**TO BE DONE**. Copy, in full, each line of the material that holds the word "perturbation".

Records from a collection
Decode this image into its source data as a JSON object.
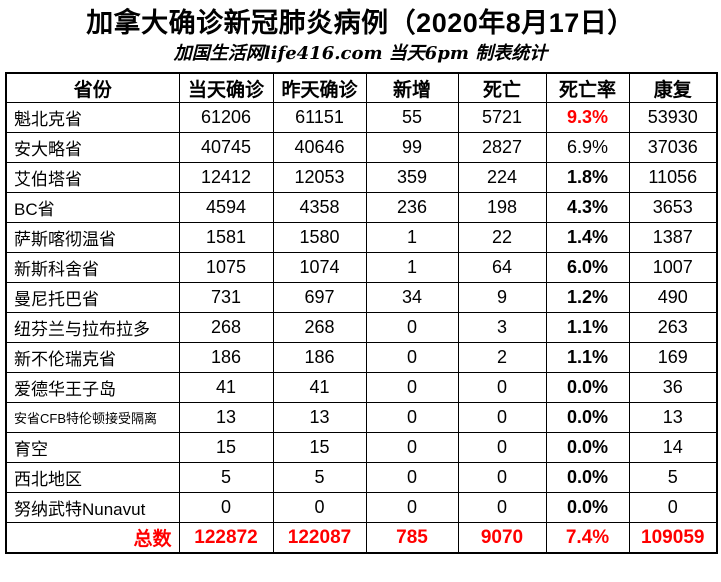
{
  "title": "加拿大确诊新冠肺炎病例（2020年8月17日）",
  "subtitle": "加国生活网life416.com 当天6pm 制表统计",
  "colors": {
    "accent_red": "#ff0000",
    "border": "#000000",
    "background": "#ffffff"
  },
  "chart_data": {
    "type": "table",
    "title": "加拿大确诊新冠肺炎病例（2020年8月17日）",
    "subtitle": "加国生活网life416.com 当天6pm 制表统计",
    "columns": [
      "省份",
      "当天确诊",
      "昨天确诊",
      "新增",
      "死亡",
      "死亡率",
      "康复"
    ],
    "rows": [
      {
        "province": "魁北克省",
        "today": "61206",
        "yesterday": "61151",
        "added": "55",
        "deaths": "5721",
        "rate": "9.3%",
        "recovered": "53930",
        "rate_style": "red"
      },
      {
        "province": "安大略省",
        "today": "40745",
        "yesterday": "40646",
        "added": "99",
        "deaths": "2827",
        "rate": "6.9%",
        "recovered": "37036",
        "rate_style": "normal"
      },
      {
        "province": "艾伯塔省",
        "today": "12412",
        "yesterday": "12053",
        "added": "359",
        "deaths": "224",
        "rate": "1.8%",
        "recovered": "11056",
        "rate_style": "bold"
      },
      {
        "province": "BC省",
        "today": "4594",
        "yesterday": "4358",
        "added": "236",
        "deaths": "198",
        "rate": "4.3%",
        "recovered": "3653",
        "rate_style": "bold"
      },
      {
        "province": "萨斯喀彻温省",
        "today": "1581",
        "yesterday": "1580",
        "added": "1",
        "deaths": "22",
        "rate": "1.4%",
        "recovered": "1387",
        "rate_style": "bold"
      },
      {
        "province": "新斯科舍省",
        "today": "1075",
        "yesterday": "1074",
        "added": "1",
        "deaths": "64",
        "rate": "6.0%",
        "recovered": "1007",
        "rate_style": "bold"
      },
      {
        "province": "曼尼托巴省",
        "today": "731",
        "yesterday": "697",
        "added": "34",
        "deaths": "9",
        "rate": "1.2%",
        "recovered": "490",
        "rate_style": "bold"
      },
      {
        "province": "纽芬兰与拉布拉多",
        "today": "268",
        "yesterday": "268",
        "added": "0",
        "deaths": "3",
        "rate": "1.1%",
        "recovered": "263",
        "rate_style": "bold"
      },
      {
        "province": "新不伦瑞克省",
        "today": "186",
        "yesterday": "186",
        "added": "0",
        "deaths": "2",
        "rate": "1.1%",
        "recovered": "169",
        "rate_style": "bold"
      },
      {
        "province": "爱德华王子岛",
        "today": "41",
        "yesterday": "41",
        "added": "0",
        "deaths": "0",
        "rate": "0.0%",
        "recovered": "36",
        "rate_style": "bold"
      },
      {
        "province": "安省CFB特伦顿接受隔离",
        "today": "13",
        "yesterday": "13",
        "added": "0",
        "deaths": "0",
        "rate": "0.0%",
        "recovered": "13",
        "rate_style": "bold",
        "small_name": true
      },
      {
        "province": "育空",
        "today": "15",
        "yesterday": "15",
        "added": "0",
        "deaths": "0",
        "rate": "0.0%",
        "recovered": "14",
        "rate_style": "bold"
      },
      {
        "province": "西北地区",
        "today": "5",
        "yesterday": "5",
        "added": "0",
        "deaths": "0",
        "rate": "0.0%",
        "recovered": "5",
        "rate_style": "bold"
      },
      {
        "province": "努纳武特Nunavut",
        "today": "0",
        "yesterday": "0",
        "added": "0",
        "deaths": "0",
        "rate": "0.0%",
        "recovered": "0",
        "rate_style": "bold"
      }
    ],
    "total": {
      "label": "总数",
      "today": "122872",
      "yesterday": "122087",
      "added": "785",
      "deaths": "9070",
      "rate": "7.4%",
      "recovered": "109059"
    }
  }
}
==
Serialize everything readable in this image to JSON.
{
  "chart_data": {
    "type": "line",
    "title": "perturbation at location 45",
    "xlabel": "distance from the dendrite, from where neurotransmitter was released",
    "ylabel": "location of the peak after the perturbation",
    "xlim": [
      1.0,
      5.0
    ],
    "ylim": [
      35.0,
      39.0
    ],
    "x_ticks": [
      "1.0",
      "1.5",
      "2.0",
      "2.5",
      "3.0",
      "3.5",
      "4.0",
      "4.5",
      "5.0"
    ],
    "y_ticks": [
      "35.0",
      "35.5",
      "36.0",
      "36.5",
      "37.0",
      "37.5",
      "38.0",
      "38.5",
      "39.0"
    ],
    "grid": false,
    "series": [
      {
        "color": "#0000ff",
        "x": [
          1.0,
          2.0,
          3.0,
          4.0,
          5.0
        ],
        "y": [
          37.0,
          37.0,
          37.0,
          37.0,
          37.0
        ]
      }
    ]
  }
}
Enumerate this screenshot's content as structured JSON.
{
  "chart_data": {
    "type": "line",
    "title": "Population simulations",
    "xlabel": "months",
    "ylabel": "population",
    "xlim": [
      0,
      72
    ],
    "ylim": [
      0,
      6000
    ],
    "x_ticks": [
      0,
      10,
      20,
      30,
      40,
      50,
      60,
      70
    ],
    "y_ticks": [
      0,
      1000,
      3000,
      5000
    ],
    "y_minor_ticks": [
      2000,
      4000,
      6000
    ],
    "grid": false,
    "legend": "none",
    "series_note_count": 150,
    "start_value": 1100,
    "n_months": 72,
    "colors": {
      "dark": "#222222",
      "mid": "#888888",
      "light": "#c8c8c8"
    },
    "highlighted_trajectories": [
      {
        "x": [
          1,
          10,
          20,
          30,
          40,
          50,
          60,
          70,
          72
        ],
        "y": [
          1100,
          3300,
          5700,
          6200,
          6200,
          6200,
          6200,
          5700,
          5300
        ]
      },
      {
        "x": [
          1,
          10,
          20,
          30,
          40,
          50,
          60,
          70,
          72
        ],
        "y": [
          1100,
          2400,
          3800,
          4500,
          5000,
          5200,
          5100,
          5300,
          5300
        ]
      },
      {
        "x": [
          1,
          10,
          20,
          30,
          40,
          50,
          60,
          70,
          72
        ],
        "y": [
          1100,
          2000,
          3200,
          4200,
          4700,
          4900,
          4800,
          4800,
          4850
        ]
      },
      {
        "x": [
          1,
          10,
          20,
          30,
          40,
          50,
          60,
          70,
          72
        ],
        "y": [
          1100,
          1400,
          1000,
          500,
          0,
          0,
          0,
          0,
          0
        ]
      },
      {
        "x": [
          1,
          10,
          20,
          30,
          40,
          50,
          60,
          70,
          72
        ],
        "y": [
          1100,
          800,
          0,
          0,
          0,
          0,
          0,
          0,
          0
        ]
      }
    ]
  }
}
---
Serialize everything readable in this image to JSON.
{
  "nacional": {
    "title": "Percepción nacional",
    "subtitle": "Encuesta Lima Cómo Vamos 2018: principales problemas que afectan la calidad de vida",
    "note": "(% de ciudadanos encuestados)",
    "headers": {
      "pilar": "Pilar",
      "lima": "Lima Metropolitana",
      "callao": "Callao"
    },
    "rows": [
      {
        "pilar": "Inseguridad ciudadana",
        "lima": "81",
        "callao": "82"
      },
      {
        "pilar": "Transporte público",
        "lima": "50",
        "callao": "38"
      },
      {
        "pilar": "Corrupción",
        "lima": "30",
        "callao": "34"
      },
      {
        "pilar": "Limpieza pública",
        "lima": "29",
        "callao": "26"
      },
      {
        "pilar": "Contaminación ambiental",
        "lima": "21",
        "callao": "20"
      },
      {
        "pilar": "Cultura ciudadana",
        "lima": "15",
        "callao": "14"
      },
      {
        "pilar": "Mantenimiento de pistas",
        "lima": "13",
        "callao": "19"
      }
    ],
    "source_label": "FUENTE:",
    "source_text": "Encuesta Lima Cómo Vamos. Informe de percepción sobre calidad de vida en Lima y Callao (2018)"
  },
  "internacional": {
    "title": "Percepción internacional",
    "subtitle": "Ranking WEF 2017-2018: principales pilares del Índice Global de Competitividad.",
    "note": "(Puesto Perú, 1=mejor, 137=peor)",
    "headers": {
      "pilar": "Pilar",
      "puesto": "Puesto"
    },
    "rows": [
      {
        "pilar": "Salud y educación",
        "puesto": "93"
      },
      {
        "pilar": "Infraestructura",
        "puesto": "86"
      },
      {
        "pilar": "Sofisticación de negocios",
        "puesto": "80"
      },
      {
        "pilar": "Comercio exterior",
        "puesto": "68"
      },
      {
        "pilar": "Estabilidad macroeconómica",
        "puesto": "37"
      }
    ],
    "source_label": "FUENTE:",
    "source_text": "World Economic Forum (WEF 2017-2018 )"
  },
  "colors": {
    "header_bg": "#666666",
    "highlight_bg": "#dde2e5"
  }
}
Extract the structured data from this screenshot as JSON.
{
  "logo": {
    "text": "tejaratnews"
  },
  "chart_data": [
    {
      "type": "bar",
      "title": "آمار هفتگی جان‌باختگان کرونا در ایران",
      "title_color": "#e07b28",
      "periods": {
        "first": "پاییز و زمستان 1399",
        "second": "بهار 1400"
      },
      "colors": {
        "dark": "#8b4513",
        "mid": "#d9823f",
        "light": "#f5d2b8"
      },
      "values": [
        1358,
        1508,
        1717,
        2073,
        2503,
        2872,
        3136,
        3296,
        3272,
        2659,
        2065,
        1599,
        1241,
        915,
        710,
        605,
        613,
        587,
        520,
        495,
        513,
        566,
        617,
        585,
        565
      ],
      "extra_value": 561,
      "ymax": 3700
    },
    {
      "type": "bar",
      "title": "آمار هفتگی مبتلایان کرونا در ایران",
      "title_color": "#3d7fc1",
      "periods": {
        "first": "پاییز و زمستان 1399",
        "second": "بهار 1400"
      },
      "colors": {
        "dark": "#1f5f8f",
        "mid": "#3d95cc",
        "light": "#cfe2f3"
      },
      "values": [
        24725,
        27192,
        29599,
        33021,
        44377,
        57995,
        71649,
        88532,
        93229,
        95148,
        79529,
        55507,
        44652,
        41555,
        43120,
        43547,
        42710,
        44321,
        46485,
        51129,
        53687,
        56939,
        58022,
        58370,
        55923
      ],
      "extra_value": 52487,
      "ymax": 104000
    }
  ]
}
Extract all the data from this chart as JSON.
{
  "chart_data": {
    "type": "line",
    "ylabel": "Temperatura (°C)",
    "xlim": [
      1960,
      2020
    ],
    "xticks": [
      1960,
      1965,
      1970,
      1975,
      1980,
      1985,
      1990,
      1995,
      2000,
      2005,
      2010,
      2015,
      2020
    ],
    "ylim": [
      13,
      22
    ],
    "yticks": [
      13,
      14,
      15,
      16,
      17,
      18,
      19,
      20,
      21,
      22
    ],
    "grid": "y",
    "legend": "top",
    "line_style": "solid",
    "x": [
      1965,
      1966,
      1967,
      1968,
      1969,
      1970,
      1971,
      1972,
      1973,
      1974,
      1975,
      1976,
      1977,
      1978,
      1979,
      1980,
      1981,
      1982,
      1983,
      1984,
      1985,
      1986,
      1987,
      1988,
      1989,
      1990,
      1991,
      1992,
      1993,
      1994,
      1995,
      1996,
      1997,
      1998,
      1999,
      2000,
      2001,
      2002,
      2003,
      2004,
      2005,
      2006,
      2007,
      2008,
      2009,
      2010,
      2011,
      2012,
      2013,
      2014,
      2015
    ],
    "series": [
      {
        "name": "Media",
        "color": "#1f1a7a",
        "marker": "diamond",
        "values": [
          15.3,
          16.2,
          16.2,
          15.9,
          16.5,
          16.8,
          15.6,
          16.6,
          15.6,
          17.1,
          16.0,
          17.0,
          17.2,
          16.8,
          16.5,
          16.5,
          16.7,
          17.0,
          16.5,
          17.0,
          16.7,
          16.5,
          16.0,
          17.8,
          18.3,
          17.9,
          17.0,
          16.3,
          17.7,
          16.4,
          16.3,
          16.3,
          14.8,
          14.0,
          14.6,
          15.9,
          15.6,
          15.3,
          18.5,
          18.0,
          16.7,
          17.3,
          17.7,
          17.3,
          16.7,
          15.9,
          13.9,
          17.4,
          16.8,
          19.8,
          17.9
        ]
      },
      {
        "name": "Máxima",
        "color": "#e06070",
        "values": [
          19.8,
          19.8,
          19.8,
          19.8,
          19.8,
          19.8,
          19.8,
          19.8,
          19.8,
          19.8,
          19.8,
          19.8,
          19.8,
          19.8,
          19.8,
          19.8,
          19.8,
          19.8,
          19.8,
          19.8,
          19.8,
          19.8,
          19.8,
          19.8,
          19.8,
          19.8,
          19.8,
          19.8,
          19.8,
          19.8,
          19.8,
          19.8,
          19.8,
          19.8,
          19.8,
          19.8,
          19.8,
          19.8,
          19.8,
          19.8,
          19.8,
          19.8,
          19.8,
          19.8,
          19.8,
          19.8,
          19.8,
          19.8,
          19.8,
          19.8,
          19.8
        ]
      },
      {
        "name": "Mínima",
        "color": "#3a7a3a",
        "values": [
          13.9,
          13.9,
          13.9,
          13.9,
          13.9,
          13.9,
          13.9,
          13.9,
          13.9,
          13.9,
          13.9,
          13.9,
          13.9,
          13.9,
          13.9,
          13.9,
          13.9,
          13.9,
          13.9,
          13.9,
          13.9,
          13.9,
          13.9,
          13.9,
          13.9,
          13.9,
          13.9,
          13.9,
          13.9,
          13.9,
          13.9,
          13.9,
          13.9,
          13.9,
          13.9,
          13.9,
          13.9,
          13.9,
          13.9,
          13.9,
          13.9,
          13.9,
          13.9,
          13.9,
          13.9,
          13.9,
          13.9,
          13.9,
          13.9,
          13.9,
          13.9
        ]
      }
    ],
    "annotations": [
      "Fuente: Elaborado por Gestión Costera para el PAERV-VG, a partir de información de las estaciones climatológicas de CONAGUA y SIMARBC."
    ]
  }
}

**RESULT**.
    "title": "perturbation at location 45",
    "ylabel": "location of the peak after the perturbation",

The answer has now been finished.